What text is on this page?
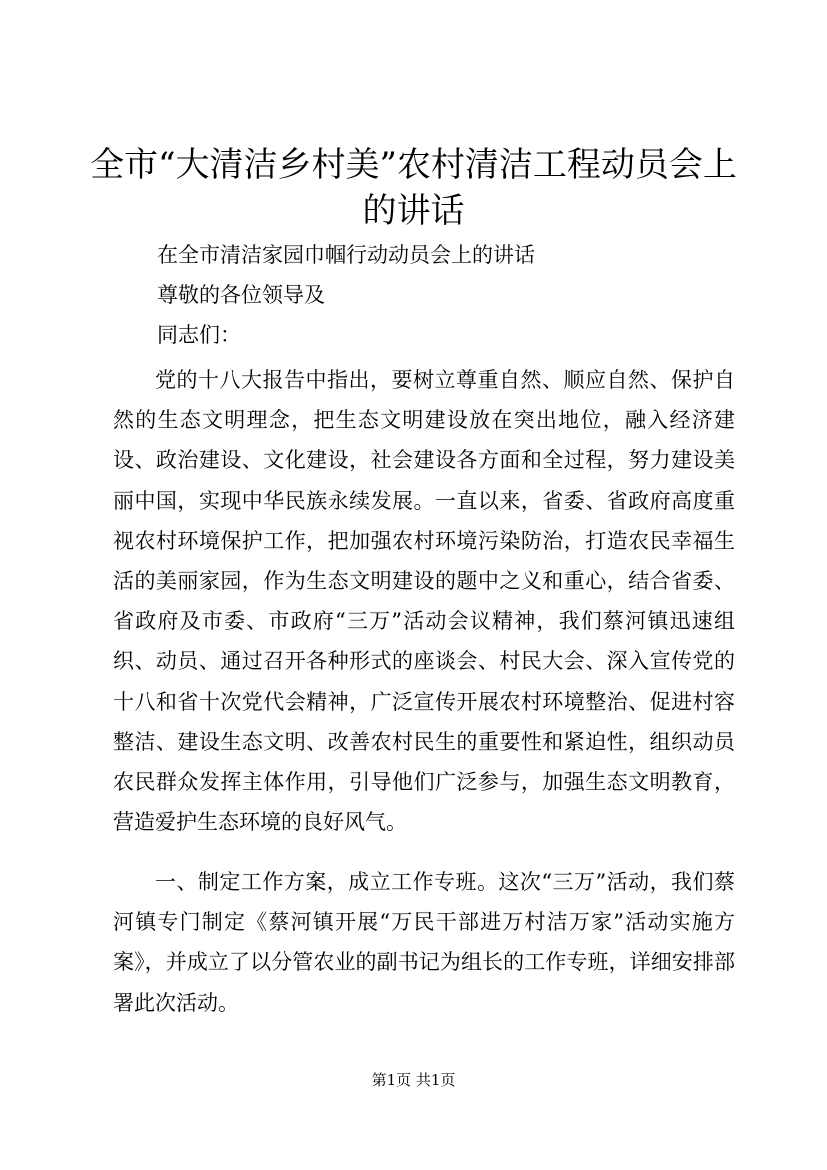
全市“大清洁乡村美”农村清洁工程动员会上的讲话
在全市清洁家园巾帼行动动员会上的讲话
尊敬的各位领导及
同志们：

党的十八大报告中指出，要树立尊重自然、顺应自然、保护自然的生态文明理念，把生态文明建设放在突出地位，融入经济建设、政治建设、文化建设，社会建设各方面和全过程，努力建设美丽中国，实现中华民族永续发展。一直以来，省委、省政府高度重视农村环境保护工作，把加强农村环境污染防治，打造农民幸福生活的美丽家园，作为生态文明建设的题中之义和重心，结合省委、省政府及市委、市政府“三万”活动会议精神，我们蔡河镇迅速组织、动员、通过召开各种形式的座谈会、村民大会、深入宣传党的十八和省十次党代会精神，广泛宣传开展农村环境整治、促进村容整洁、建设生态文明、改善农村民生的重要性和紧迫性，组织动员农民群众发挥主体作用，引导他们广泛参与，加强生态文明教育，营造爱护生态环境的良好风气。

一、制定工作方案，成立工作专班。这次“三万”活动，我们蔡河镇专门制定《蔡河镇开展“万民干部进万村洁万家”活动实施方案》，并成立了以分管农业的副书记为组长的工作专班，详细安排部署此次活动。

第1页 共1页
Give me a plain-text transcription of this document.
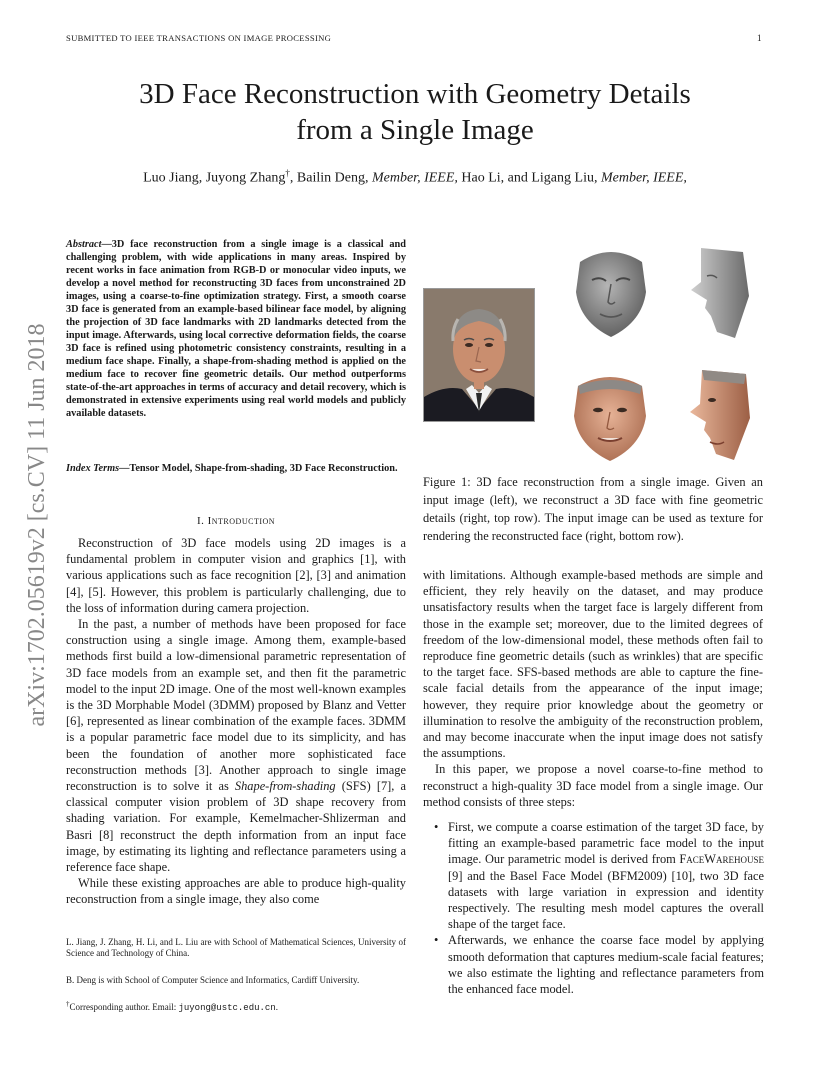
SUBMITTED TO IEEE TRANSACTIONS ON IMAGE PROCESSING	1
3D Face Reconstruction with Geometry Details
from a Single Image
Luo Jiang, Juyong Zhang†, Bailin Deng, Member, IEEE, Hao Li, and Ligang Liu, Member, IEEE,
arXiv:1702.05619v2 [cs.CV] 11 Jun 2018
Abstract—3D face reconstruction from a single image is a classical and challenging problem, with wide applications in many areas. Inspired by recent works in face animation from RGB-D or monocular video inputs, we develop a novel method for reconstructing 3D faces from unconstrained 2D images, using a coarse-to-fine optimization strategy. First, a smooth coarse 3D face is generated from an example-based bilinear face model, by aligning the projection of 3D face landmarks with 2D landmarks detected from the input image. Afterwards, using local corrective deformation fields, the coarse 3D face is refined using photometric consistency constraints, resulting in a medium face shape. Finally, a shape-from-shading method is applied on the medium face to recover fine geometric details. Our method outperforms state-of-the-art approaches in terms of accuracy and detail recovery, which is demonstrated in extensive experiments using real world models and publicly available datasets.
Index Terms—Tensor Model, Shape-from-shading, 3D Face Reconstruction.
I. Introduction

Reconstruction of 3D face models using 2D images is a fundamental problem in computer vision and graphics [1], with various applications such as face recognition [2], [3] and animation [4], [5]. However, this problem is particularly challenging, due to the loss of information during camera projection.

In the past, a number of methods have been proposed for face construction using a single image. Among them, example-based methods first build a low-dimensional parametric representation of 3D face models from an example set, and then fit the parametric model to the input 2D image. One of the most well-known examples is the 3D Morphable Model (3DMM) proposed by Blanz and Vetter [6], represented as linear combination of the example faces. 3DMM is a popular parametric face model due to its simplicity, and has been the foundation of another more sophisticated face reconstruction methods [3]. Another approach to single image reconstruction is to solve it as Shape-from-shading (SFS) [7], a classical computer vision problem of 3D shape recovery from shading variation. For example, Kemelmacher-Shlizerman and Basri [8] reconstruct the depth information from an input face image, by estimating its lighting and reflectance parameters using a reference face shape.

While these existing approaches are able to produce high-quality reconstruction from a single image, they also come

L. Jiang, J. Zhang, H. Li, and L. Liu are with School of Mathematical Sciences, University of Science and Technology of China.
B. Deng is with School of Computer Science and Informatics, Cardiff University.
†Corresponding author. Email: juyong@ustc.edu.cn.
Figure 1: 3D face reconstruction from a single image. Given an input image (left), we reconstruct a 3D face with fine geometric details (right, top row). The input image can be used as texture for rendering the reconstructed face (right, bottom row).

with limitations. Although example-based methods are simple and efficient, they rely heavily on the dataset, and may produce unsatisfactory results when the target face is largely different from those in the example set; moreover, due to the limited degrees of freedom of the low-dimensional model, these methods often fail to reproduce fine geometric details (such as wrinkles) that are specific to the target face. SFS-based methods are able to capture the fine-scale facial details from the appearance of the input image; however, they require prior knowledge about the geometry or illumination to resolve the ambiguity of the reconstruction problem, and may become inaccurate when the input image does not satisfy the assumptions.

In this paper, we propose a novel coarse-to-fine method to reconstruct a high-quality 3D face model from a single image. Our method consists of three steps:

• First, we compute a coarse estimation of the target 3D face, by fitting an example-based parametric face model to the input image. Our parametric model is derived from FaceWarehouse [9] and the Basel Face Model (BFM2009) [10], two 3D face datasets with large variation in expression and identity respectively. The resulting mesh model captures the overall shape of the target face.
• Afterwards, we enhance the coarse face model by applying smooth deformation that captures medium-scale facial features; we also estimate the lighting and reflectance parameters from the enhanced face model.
* * *
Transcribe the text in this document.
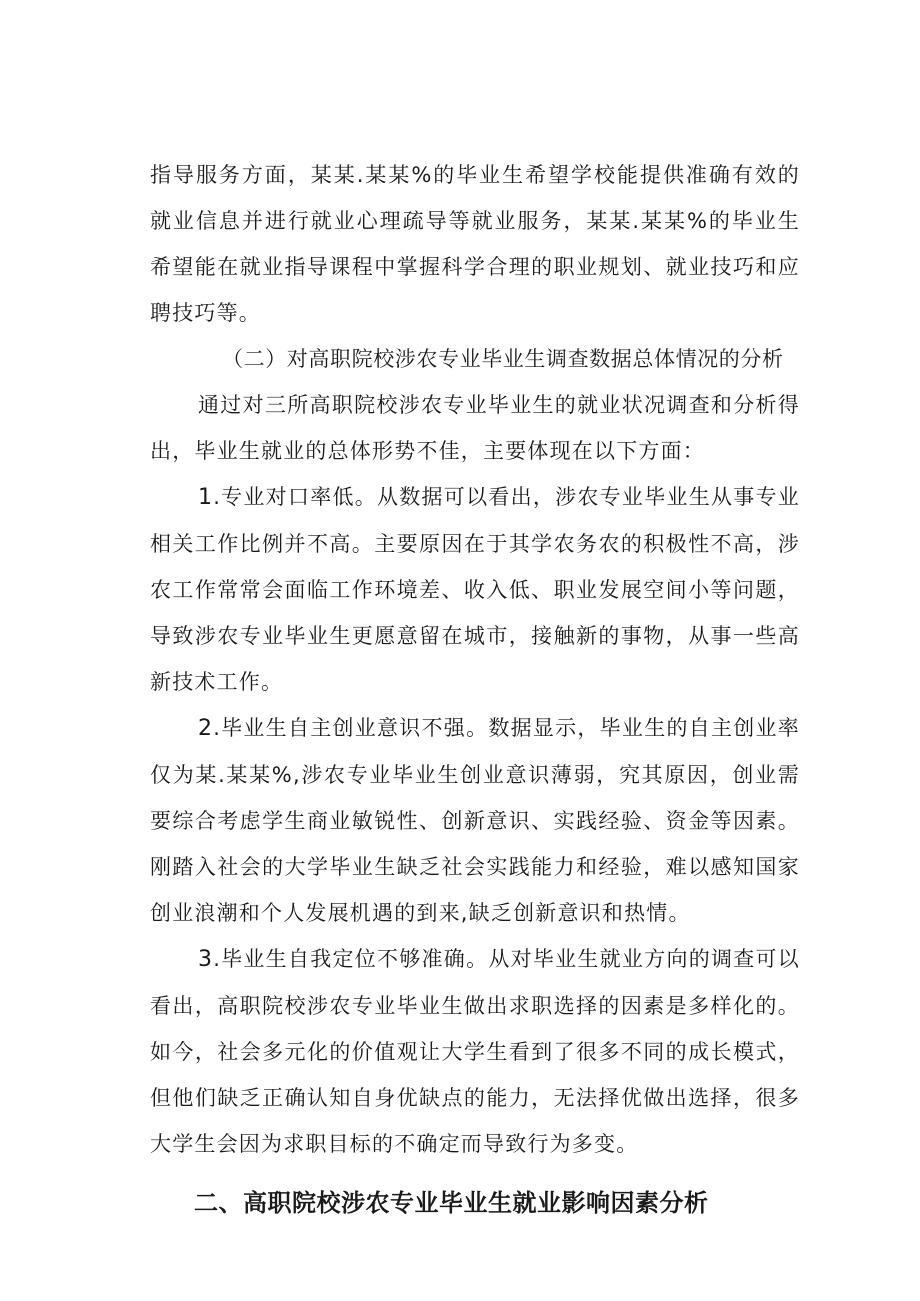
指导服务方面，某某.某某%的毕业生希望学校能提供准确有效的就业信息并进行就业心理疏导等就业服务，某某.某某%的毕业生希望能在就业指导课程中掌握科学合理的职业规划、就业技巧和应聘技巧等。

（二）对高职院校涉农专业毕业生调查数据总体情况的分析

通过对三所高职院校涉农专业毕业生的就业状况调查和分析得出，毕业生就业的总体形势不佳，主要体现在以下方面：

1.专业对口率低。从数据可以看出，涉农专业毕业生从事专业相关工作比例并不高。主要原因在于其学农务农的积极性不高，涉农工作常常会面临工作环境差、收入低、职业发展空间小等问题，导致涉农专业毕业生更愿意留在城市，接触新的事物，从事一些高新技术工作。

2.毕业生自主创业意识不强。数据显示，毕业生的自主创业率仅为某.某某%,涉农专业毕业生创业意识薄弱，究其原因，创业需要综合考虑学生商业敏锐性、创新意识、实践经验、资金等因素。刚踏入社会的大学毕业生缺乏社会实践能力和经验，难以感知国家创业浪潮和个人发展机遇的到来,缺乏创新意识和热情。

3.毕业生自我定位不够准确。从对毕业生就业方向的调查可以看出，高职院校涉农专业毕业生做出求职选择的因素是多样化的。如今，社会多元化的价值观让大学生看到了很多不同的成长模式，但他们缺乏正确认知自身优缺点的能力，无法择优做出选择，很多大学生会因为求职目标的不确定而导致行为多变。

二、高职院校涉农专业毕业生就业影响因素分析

■ **Short exercise**: Collect each line containing the string "Jiang".

■ **Solved problem**:
Luo Jiang, Juyong Zhang†, Bailin Deng, Member, IEEE, Hao Li, and Ligang Liu, Member, IEEE,
L. Jiang, J. Zhang, H. Li, and L. Liu are with School of Mathematical Sciences, University of Science and Technology of China.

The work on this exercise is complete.